** TASK LIST **
(a) Answer these questions from the passage on the Solemn League and the New Model Army:
(i) What body did Parliament establish to draw up a Confession, Catechisms, and a Directory for Worship?
(ii) What color were the uniforms introduced for the remodelled army?
(iii) Where is Naseby located, according to the passage?
(b) Print the part of the passage on the Solemn League and the New Model Army from "Marston Moor and" up to and including "of the war.".

** DOCUMENT SEGMENT **

Solemn League and Covenant, 1643
Pym, desperate to seek help, now entered negotiations with the Scots, while the latter sought a union of the two kingdoms under one national Church, Presbyterian in structure and Calvinistic in doctrine. To achieve this Parliament entered into a Solemn League and Covenant for the establishment of such a church. Furthermore, Parliament established the Westminster Assembly to draw up a Confession, Catechisms, and a Directory for Worship to form the constitution of the new Church. The result was the famous Westminster Confession, “the last great creed utterance of Calvinism”, and the Shorter and Larger Catechisms, completed by 1647.
Hereafter the parliament and the Scots were in alliance, one which lasted to the conclusion of the first civil war, but which fell apart thereafter because of the duplicity of Charles, and the naïve loyalty of the Scots to the Stuart dynasty.
The New Model Army
Oliver Cromwell, member for Cambridge, had triumphed in a small engagement at Gainsborough, and was seen as Parliament’s best officer. As an Independent he also stood out against th e Presbyterian push among the members, led by the Scots commissioners, for a national Presbyterian Church. Meanwhile, Sir Thomas Fairfax (left) had also won fame in battle, and after a battle in Oct. 1643 he came to Cromwell’s side. The two commanders were then inseparable: Fairfax as the general commander and Cromwell as the Lieutenant-General of the Cavalry. The third member of this military triumvirate was Henry Ireton (right), the Army’s brain.
After the victory of Marston Moor (below) the entire Parliamentary army was remodelled according to the principles Cromwell had used so successfully in the training of his Ironsides in East Anglia: 11 regiments of horse, 12 regiments of foot, each 1200 strong, and 100 dragoons. Uniforms (red) were introduced, and conscription was also used to fill the ranks. Importantly, promotions were strictly according to performance and merit, and not nobility and privilege.
Marston Moor and Naseby
In early July, 1644, royalist forces advanced on Marston Moor near York, but late in the day, after Fairfax’s cavalry had been routed and the Scottish and Parliamentary infantry had taken a pounding, Cromwell and his Ironsides, having checked Rupert’s charge on the allied left, attacked the opposite flank of royalist forces from behind. A near defeat became a complete victory, despite the fact it was fought in fading daylight and under the light of a harvest moon. Cromwell had saved the day and won this victory which turned the course of the war.
In June 1645 Charles met Fairfax and Cromwell at Naseby, south of Leicester. Fairfax lined up his dragoons behind a thicket, while the main body of his troops and cavalry arrayed in conventional formation with infantry in the centre and cavalry on each flank. Although Rupert fought with distinction and routed Ireton’s horse on the allied left flank, inflicting some casualties and giving chase, Cromwell from the right swept all before him such that the king withdrew with barely 4000 of his troops. It was the decisive battle, and from here on the New Model Army swept up the royal cause with a series of sieges, notably at Newark.

** INFORMATION PROVIDED **
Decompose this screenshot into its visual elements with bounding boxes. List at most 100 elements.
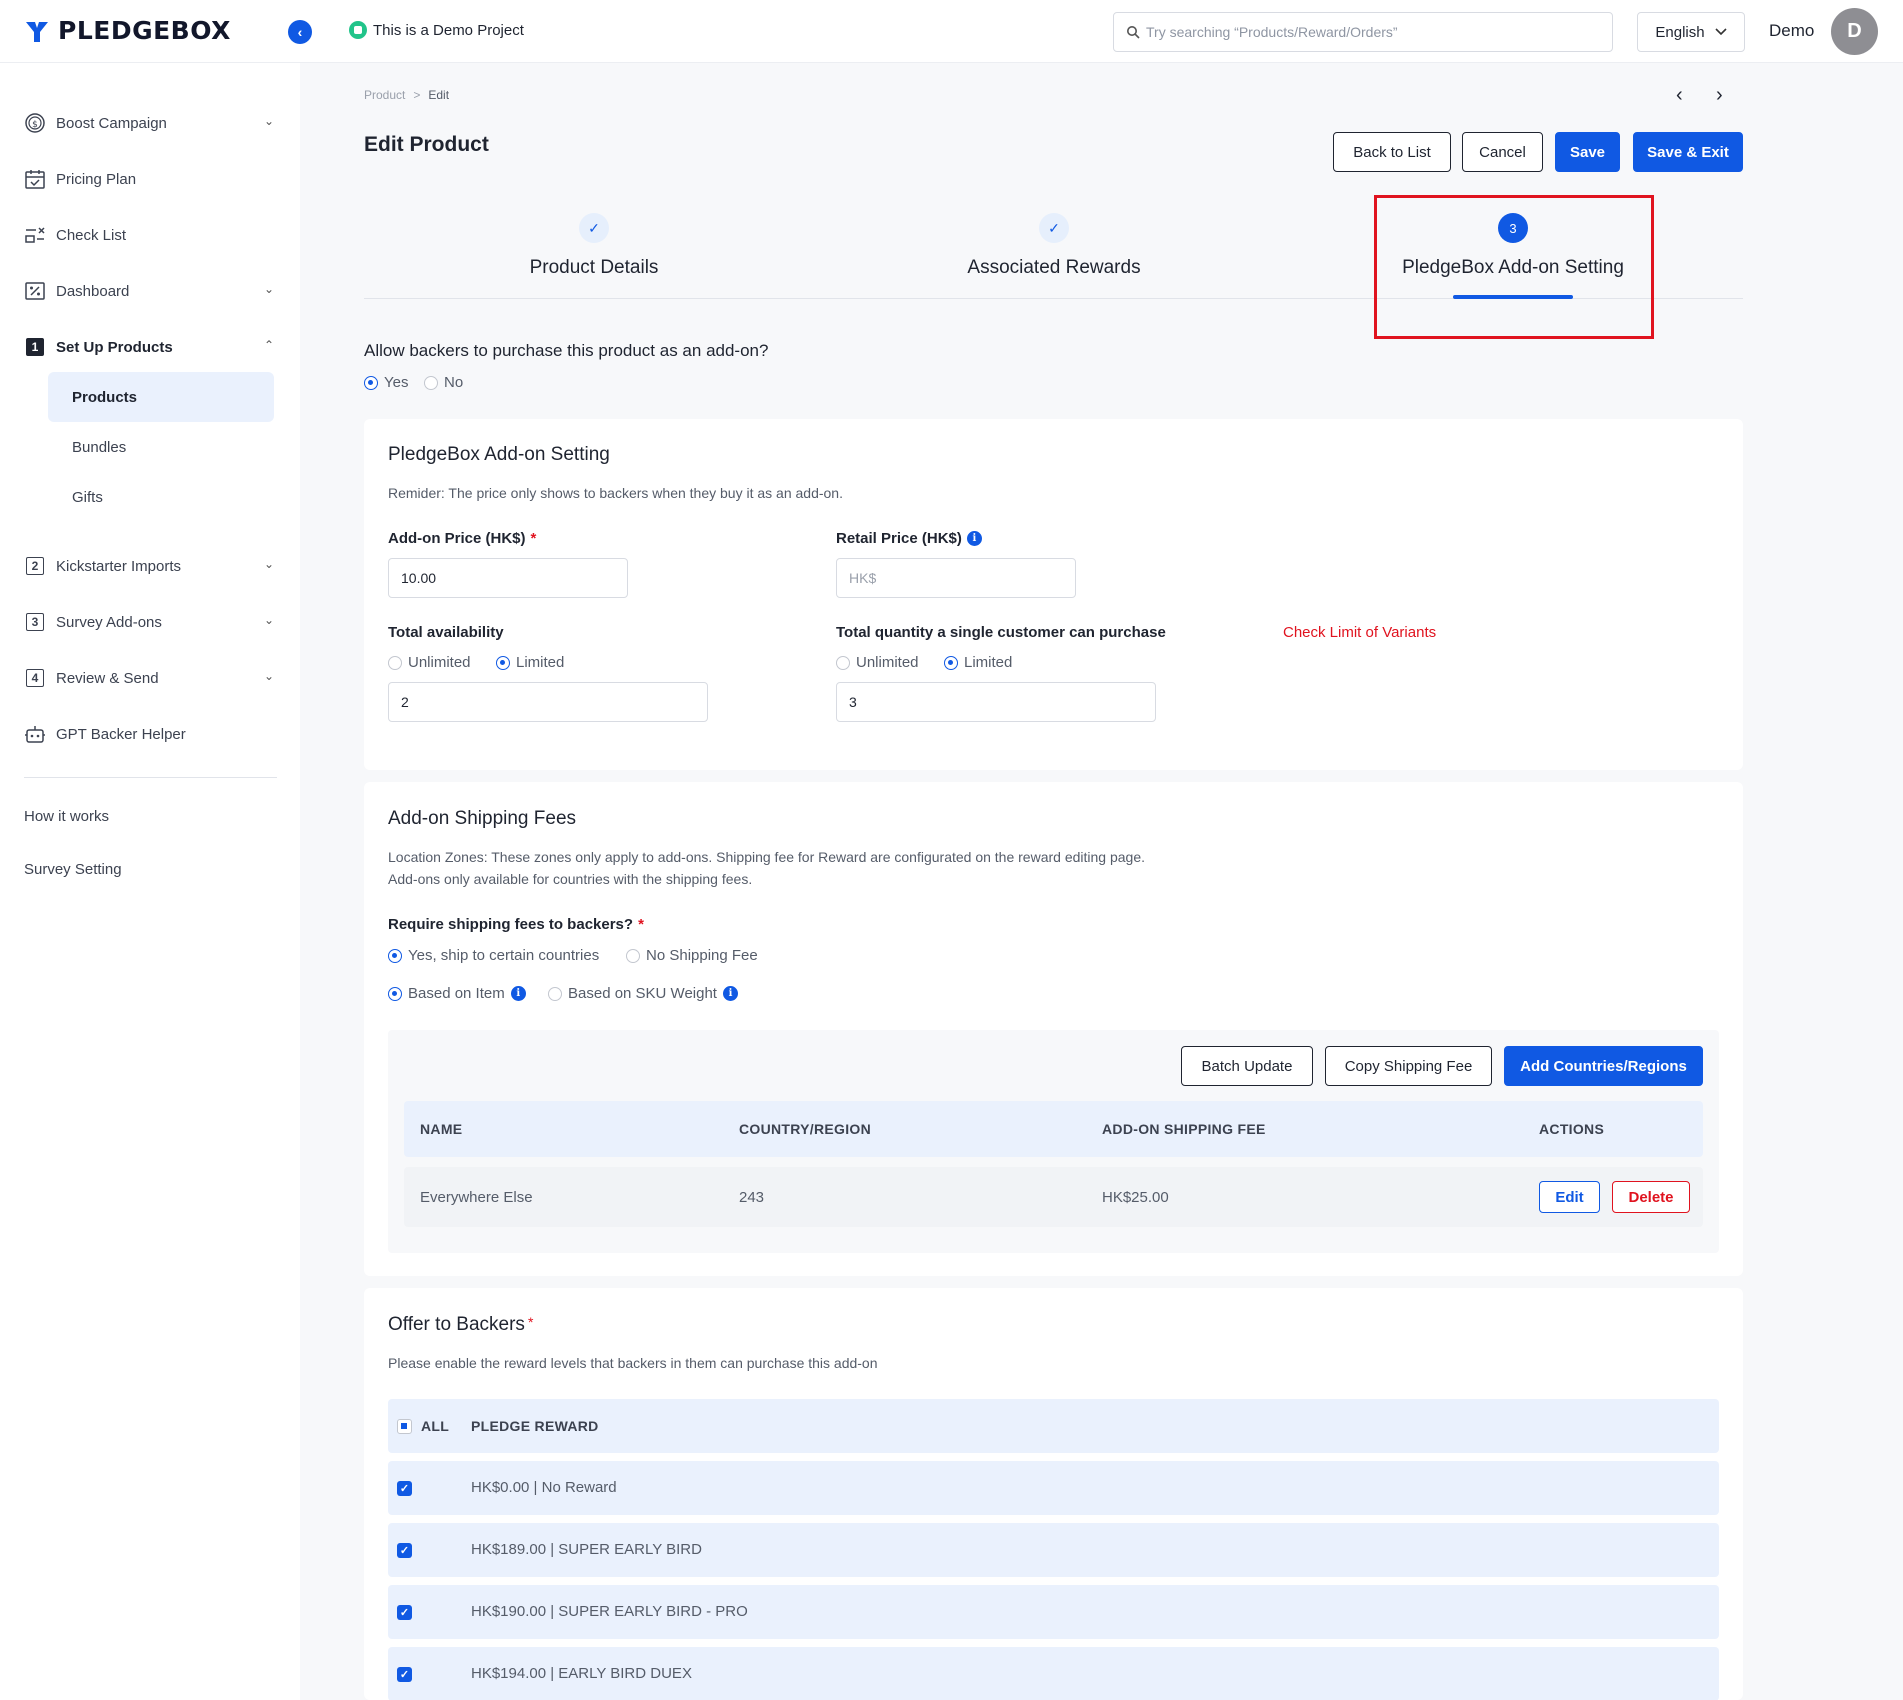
step-number-icon: 3 [24,611,46,633]
delete-button[interactable]: Delete [1612,1181,1690,1213]
sidebar-item-dashboard[interactable]: Dashboard ⌄ [24,279,274,303]
check-limit-of-variants-link[interactable]: Check Limit of Variants [1283,624,1436,641]
step-label: Product Details [529,257,659,278]
sidebar-item-label: Pricing Plan [56,170,137,188]
label-text: Add-on Price (HK$) [388,530,526,547]
language-select[interactable]: English [1637,12,1745,52]
avatar[interactable]: D [1831,8,1878,55]
step-number: 2 [26,557,44,575]
search-input[interactable] [1146,24,1586,40]
robot-icon [24,723,46,745]
addon-price-input[interactable] [388,558,628,598]
demo-project-badge: This is a Demo Project [349,21,524,39]
collapse-sidebar-button[interactable]: ‹ [288,20,312,44]
reward-checkbox[interactable]: ✓ [397,1543,412,1558]
based-on-sku-weight-radio[interactable]: Based on SKU Weight i [548,985,738,1002]
top-header: PLEDGEBOX ‹ This is a Demo Project Engli… [0,0,1903,63]
step-product-details[interactable]: ✓ Product Details [494,213,694,279]
checklist-icon [24,224,46,246]
addon-no-radio[interactable]: No [424,374,463,391]
step-number-icon: 2 [24,555,46,577]
shipping-table-panel: Batch Update Copy Shipping Fee Add Count… [388,1030,1719,1253]
sidebar-item-survey-add-ons[interactable]: 3 Survey Add-ons ⌄ [24,610,274,634]
single-customer-label: Total quantity a single customer can pur… [836,624,1166,641]
reward-row: ✓ HK$190.00 | SUPER EARLY BIRD - PRO [388,1585,1719,1639]
info-icon[interactable]: i [966,531,982,546]
cancel-button[interactable]: Cancel [1462,132,1543,172]
reward-table-header: ALL PLEDGE REWARD [388,1399,1719,1453]
ship-certain-countries-radio[interactable]: Yes, ship to certain countries [388,947,599,964]
table-row: Everywhere Else 243 HK$25.00 Edit Delete [404,1167,1703,1227]
info-icon[interactable]: i [722,986,738,1001]
survey-setting-link[interactable]: Survey Setting [24,861,122,878]
single-customer-unlimited-radio[interactable]: Unlimited [836,654,919,671]
total-availability-label: Total availability [388,624,504,641]
zone-name: Everywhere Else [420,1189,533,1206]
check-icon: ✓ [579,213,609,243]
total-availability-input[interactable] [388,682,708,722]
availability-limited-radio[interactable]: Limited [496,654,564,671]
sidebar-item-set-up-products[interactable]: 1 Set Up Products ⌃ [24,335,274,359]
step-number: 3 [26,613,44,631]
sidebar-subitem-bundles[interactable]: Bundles [48,422,274,472]
global-search [1113,12,1613,52]
step-number-icon: 1 [24,336,46,358]
shipping-note-line1: Location Zones: These zones only apply t… [388,849,1146,865]
radio-selected-icon [388,986,402,1001]
single-customer-input[interactable] [836,682,1156,722]
next-page-button[interactable]: › [1716,84,1723,107]
sidebar-item-gpt-backer-helper[interactable]: GPT Backer Helper [24,722,274,746]
step-associated-rewards[interactable]: ✓ Associated Rewards [954,213,1154,279]
based-on-item-radio[interactable]: Based on Item i [388,985,526,1002]
radio-label: Limited [964,654,1013,671]
breadcrumb-separator: > [413,88,421,102]
availability-unlimited-radio[interactable]: Unlimited [388,654,471,671]
user-name[interactable]: Demo [1769,21,1814,41]
sidebar-subitem-products[interactable]: Products [48,372,274,422]
sidebar-item-label: Set Up Products [56,338,173,356]
shipping-fees-card: Add-on Shipping Fees Location Zones: The… [364,782,1743,1276]
chevron-left-icon: ‹ [1676,84,1683,106]
column-header: ALL [421,1418,450,1434]
sidebar-item-boost-campaign[interactable]: $ Boost Campaign ⌄ [24,111,274,135]
reward-label: HK$194.00 | EARLY BIRD DUEX [471,1665,692,1682]
radio-label: Based on Item [408,985,505,1002]
addon-yes-radio[interactable]: Yes [364,374,408,391]
no-shipping-fee-radio[interactable]: No Shipping Fee [626,947,758,964]
chevron-down-icon: ⌄ [263,557,274,571]
card-title: Offer to Backers [388,1314,525,1335]
radio-icon [388,655,402,670]
sidebar-subitem-gifts[interactable]: Gifts [48,472,274,522]
edit-button[interactable]: Edit [1539,1181,1600,1213]
sidebar-item-kickstarter-imports[interactable]: 2 Kickstarter Imports ⌄ [24,554,274,578]
sidebar-item-check-list[interactable]: Check List [24,223,274,247]
sidebar-divider [24,777,277,778]
radio-selected-icon [944,655,958,670]
sidebar-item-label: Boost Campaign [56,114,167,132]
add-countries-regions-button[interactable]: Add Countries/Regions [1504,1046,1703,1086]
chevron-up-icon: ⌃ [263,338,274,352]
how-it-works-link[interactable]: How it works [24,808,109,825]
sidebar-item-review-send[interactable]: 4 Review & Send ⌄ [24,666,274,690]
reward-checkbox[interactable]: ✓ [397,1667,412,1682]
batch-update-button[interactable]: Batch Update [1181,1046,1313,1086]
step-label: Associated Rewards [967,257,1141,278]
copy-shipping-fee-button[interactable]: Copy Shipping Fee [1325,1046,1492,1086]
breadcrumb-current: Edit [428,88,450,102]
retail-price-input[interactable] [836,558,1076,598]
sidebar-item-pricing-plan[interactable]: Pricing Plan [24,167,274,191]
reward-checkbox[interactable]: ✓ [397,1481,412,1496]
save-button[interactable]: Save [1555,132,1620,172]
single-customer-limited-radio[interactable]: Limited [944,654,1012,671]
reward-row: ✓ HK$0.00 | No Reward [388,1461,1719,1515]
breadcrumb-product[interactable]: Product [364,88,405,102]
reward-checkbox[interactable]: ✓ [397,1605,412,1620]
info-icon[interactable]: i [510,986,526,1001]
prev-page-button[interactable]: ‹ [1676,84,1683,107]
brand-logo[interactable]: PLEDGEBOX [24,16,231,45]
select-all-checkbox[interactable] [397,1419,412,1434]
save-exit-button[interactable]: Save & Exit [1633,132,1743,172]
back-to-list-button[interactable]: Back to List [1333,132,1451,172]
reward-label: HK$189.00 | SUPER EARLY BIRD [471,1541,702,1558]
step-number: 4 [26,669,44,687]
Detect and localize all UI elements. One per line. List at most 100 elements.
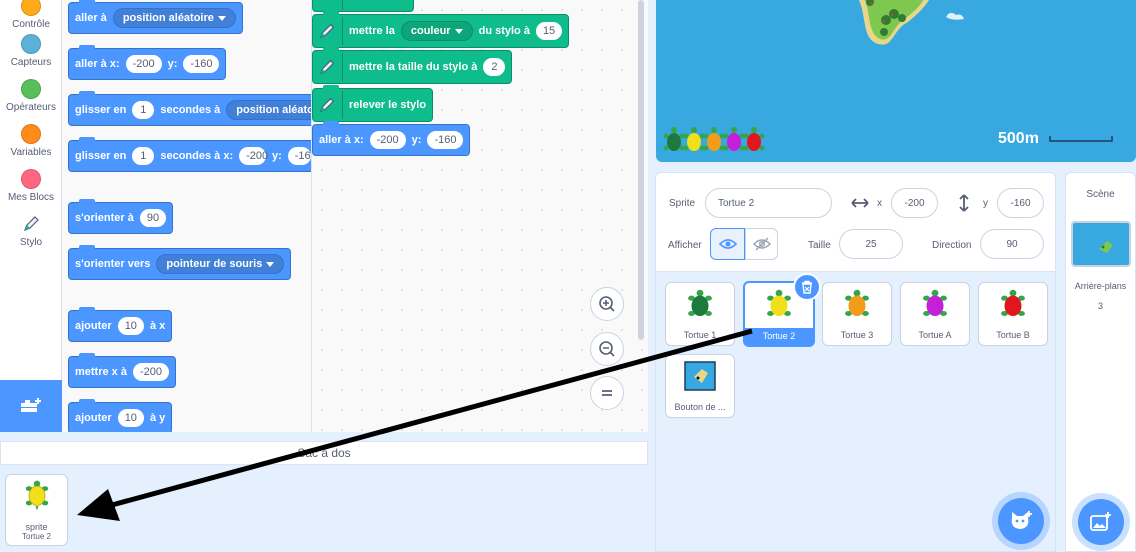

** ANSWER SET **
(a)
(i) The Westminster Assembly
(ii) Red
(iii) South of Leicester

(b)
Marston Moor and Naseby
In early July, 1644, royalist forces advanced on Marston Moor near York, but late in the day, after Fairfax’s cavalry had been routed and the Scottish and Parliamentary infantry had taken a pounding, Cromwell and his Ironsides, having checked Rupert’s charge on the allied left, attacked the opposite flank of royalist forces from behind. A near defeat became a complete victory, despite the fact it was fought in fading daylight and under the light of a harvest moon. Cromwell had saved the day and won this victory which turned the course of the war.